Saved entries
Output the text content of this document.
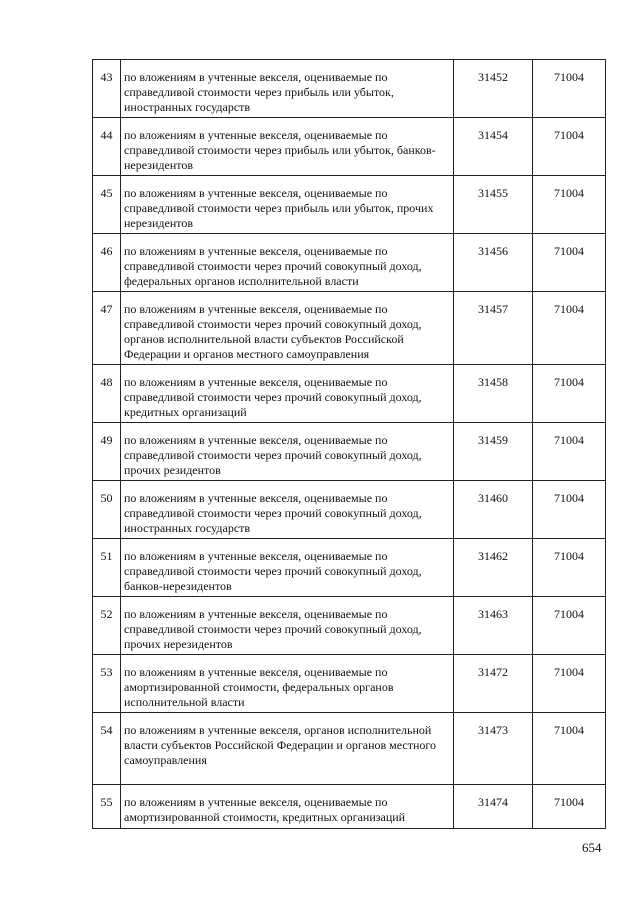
43	по вложениям в учтенные векселя, оцениваемые по справедливой стоимости через прибыль или убыток, иностранных государств	31452	71004
44	по вложениям в учтенные векселя, оцениваемые по справедливой стоимости через прибыль или убыток, банков-нерезидентов	31454	71004
45	по вложениям в учтенные векселя, оцениваемые по справедливой стоимости через прибыль или убыток, прочих нерезидентов	31455	71004
46	по вложениям в учтенные векселя, оцениваемые по справедливой стоимости через прочий совокупный доход, федеральных органов исполнительной власти	31456	71004
47	по вложениям в учтенные векселя, оцениваемые по справедливой стоимости через прочий совокупный доход, органов исполнительной власти субъектов Российской Федерации и органов местного самоуправления	31457	71004
48	по вложениям в учтенные векселя, оцениваемые по справедливой стоимости через прочий совокупный доход, кредитных организаций	31458	71004
49	по вложениям в учтенные векселя, оцениваемые по справедливой стоимости через прочий совокупный доход, прочих резидентов	31459	71004
50	по вложениям в учтенные векселя, оцениваемые по справедливой стоимости через прочий совокупный доход, иностранных государств	31460	71004
51	по вложениям в учтенные векселя, оцениваемые по справедливой стоимости через прочий совокупный доход, банков-нерезидентов	31462	71004
52	по вложениям в учтенные векселя, оцениваемые по справедливой стоимости через прочий совокупный доход, прочих нерезидентов	31463	71004
53	по вложениям в учтенные векселя, оцениваемые по амортизированной стоимости, федеральных органов исполнительной власти	31472	71004
54	по вложениям в учтенные векселя, органов исполнительной власти субъектов Российской Федерации и органов местного самоуправления	31473	71004
55	по вложениям в учтенные векселя, оцениваемые по амортизированной стоимости, кредитных организаций	31474	71004
654
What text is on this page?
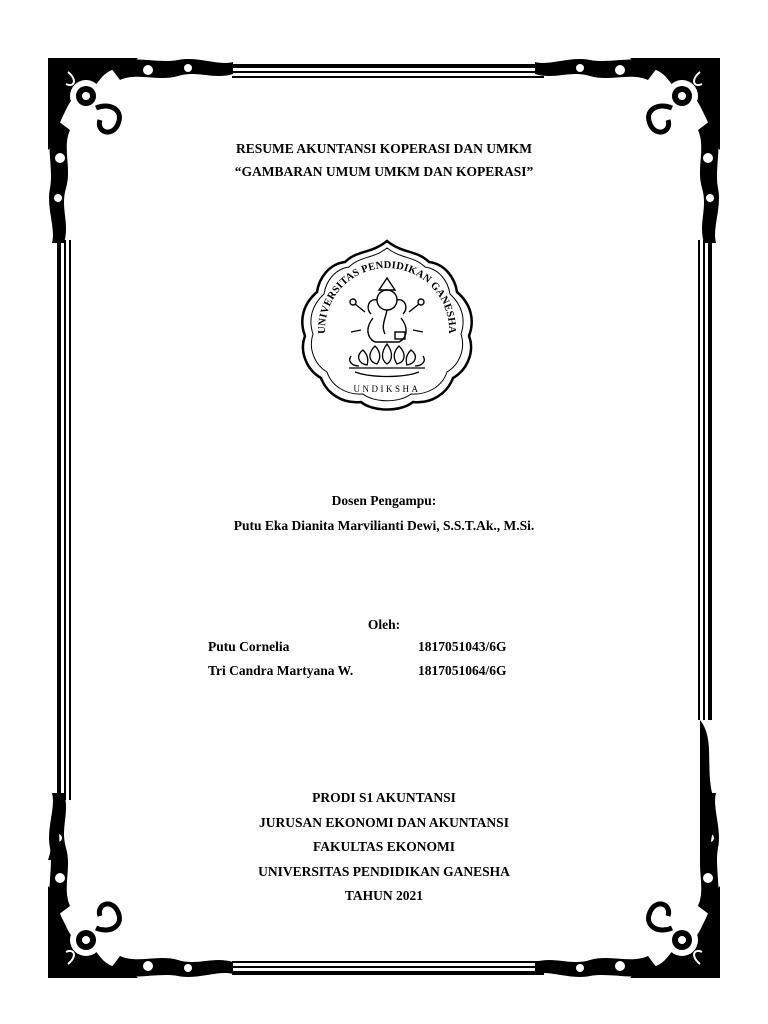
RESUME AKUNTANSI KOPERASI DAN UMKM
“GAMBARAN UMUM UMKM DAN KOPERASI”
UNIVERSITAS PENDIDIKAN GANESHA
UNDIKSHA
Dosen Pengampu:
Putu Eka Dianita Marvilianti Dewi, S.S.T.Ak., M.Si.
Oleh:
Putu Cornelia	1817051043/6G
Tri Candra Martyana W.	1817051064/6G
PRODI S1 AKUNTANSI
JURUSAN EKONOMI DAN AKUNTANSI
FAKULTAS EKONOMI
UNIVERSITAS PENDIDIKAN GANESHA
TAHUN 2021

§ **Required work**
Copy down every line of the entries containing the word "прочих".

§ **Response to the task**
45	по вложениям в учтенные векселя, оцениваемые по справедливой стоимости через прибыль или убыток, прочих нерезидентов	31455	71004
49	по вложениям в учтенные векселя, оцениваемые по справедливой стоимости через прочий совокупный доход, прочих резидентов	31459	71004
52	по вложениям в учтенные векселя, оцениваемые по справедливой стоимости через прочий совокупный доход, прочих нерезидентов	31463	71004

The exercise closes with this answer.